Blea does not say whether he would seek the requested relief as part of his defamation claim or another cause of action.
B. Relief From the Automatic Stay for Cause.
Bankruptcy courts may grant relief from the automatic stay for "cause." § 362(d)(1). "Because there is no clear definition of what constitutes 'cause,' discretionary relief from the stay must be determined on a case by case basis." Chizzali v. Gindi (In re Gindi), 642 F.3d 865, 872 (10th Cir. 2011), overruled on other grounds, TW Telecom Holdings Inc. v. Carolina Internet Ltd., 661 F.3d 495 (10th Cir. 2011), quoting Pursifull v. Eakin, 814 F.2d 1501, 1504 (10th Cir. 1987).
Debtor opposes stay relief, arguing that the Court lacks jurisdiction over the dispute because it involves an internal, religious matter. Debtor also argues that there is insufficient "cause" to grant stay relief.
C. Jurisdiction and the Ecclesiastical Abstention Doctrine.
It is well established that secular courts do not have jurisdiction over matters that are "strictly and purely ecclesiastical." Watson v. Jones, 80 U.S. 679, 733 (1871). "This principle, which is rooted in the fundamental right of religious freedom, acknowledges that by voluntarily joining a religious association which is engaged in the expression and dissemination of any religious doctrine, a person impliedly consents to be governed, in ecclesiastical matters, by the religious organization's "organic laws, their books of discipline, ... their collections of precedents, ... [and] their usage and customs[.]" Hubbard v. J Message Grp. Corp., 325 F.Supp.3d 1198, 1207 (D.N.M. 2018); citing Watson, 80 U.S. at 729. "[O]riginally a product of common law, the 'ecclesiastical abstention doctrine'" (also known as the "church autonomy doctrine") "has long been tied to the religion clauses of the First Amendment, which prohibits Congress from making any 'law respecting an establishment of religion, or prohibiting the free exercise thereof.'" Hubbard, 325 F.Supp.3d at 1207-08 & n.5; see also Kedroff v. St. Nicholas Cathedral of Russian Orthodox Church in N. Am., 344 U.S. 94, 116 (1952) (Watson stands for the proposition that churches may decide for themselves matters of church government, faith, and doctrine). The ecclesiastical abstention doctrine bars courts from deciding "religious controversies" and "matters of discipline, faith, internal organization, or ecclesiastical rule, custom, or law." Serbian E. Orthodox Diocese for U.S. of Am. & Canada v. Milivojevich, 426 U.S. 696, 713 (1976); see also Bryce v. Episcopal Church in the Diocese of Colorado, 289 F.3d 648, 655 (10th Cir. 2002) (to the same effect).

● Task 1:
Reproduce the entries verbatim between the first entry and the line holding "numero-input[interactable]: 111111111 xyxy=(374,373,504,392)", inclusive.

● Dataset rows:
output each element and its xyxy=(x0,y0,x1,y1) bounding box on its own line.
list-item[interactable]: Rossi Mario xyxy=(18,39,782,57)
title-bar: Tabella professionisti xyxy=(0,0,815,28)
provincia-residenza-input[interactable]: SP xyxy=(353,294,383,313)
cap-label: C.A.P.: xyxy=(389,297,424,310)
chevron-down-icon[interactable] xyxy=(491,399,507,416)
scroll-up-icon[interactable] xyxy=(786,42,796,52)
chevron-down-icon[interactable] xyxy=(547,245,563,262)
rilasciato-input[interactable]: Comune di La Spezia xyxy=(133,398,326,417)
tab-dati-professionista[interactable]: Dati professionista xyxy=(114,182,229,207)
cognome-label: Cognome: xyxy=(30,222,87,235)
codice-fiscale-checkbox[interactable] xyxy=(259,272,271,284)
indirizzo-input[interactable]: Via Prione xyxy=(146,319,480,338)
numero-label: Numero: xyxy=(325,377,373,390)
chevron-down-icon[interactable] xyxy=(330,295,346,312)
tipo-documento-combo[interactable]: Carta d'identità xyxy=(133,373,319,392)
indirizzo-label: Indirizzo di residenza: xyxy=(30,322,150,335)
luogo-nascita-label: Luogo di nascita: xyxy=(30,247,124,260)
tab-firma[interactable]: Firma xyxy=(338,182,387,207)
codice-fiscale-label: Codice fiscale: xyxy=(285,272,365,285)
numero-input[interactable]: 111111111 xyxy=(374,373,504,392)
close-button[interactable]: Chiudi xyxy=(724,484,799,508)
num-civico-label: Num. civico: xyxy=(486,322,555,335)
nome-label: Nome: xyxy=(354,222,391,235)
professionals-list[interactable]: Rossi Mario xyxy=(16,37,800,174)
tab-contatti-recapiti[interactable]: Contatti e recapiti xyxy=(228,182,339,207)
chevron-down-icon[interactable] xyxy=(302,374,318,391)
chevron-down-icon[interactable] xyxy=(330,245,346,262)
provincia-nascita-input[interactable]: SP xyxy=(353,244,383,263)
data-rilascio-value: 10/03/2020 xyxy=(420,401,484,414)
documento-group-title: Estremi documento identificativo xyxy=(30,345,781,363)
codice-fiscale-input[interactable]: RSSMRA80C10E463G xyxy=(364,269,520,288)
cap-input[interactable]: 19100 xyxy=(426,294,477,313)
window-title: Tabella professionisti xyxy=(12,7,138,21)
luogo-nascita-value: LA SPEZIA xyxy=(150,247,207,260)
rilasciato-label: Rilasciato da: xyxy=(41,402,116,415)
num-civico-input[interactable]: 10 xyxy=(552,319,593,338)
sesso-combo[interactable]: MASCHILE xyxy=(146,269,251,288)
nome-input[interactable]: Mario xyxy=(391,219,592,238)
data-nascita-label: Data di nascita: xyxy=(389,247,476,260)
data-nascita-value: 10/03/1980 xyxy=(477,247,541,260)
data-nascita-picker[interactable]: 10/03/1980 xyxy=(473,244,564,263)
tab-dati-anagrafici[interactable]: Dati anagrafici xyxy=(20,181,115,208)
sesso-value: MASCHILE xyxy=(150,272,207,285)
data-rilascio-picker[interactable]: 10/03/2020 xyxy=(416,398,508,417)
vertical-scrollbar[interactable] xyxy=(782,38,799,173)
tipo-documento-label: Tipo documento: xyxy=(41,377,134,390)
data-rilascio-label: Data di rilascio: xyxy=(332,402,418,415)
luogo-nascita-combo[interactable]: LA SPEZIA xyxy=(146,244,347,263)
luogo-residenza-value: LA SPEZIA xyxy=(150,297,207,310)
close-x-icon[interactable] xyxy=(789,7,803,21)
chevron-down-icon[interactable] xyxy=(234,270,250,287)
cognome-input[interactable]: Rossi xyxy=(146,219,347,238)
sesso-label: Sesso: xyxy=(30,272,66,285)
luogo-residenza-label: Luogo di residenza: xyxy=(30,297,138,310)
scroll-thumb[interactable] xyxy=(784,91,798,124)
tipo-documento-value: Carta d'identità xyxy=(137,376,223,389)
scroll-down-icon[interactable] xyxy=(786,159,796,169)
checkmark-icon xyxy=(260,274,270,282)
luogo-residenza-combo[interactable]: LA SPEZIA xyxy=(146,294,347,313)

● Task 2:
Rewrite the ruling excerpt between "B. Relief From" and "grant stay relief.", inclusive, with "Debtor" renamed to "The debtor".

● Worked answer 1:
output each element and its xyxy=(x0,y0,x1,y1) bounding box on its own line.
list-item[interactable]: Rossi Mario xyxy=(18,39,782,57)
title-bar: Tabella professionisti xyxy=(0,0,815,28)
provincia-residenza-input[interactable]: SP xyxy=(353,294,383,313)
cap-label: C.A.P.: xyxy=(389,297,424,310)
chevron-down-icon[interactable] xyxy=(491,399,507,416)
scroll-up-icon[interactable] xyxy=(786,42,796,52)
chevron-down-icon[interactable] xyxy=(547,245,563,262)
rilasciato-input[interactable]: Comune di La Spezia xyxy=(133,398,326,417)
tab-dati-professionista[interactable]: Dati professionista xyxy=(114,182,229,207)
cognome-label: Cognome: xyxy=(30,222,87,235)
codice-fiscale-checkbox[interactable] xyxy=(259,272,271,284)
indirizzo-input[interactable]: Via Prione xyxy=(146,319,480,338)
numero-label: Numero: xyxy=(325,377,373,390)
chevron-down-icon[interactable] xyxy=(330,295,346,312)
tipo-documento-combo[interactable]: Carta d'identità xyxy=(133,373,319,392)
indirizzo-label: Indirizzo di residenza: xyxy=(30,322,150,335)
luogo-nascita-label: Luogo di nascita: xyxy=(30,247,124,260)
tab-firma[interactable]: Firma xyxy=(338,182,387,207)
codice-fiscale-label: Codice fiscale: xyxy=(285,272,365,285)
numero-input[interactable]: 111111111 xyxy=(374,373,504,392)

● Worked answer 2:
B. Relief From the Automatic Stay for Cause.
Bankruptcy courts may grant relief from the automatic stay for "cause." § 362(d)(1). "Because there is no clear definition of what constitutes 'cause,' discretionary relief from the stay must be determined on a case by case basis." Chizzali v. Gindi (In re Gindi), 642 F.3d 865, 872 (10th Cir. 2011), overruled on other grounds, TW Telecom Holdings Inc. v. Carolina Internet Ltd., 661 F.3d 495 (10th Cir. 2011), quoting Pursifull v. Eakin, 814 F.2d 1501, 1504 (10th Cir. 1987).
The debtor opposes stay relief, arguing that the Court lacks jurisdiction over the dispute because it involves an internal, religious matter. The debtor also argues that there is insufficient "cause" to grant stay relief.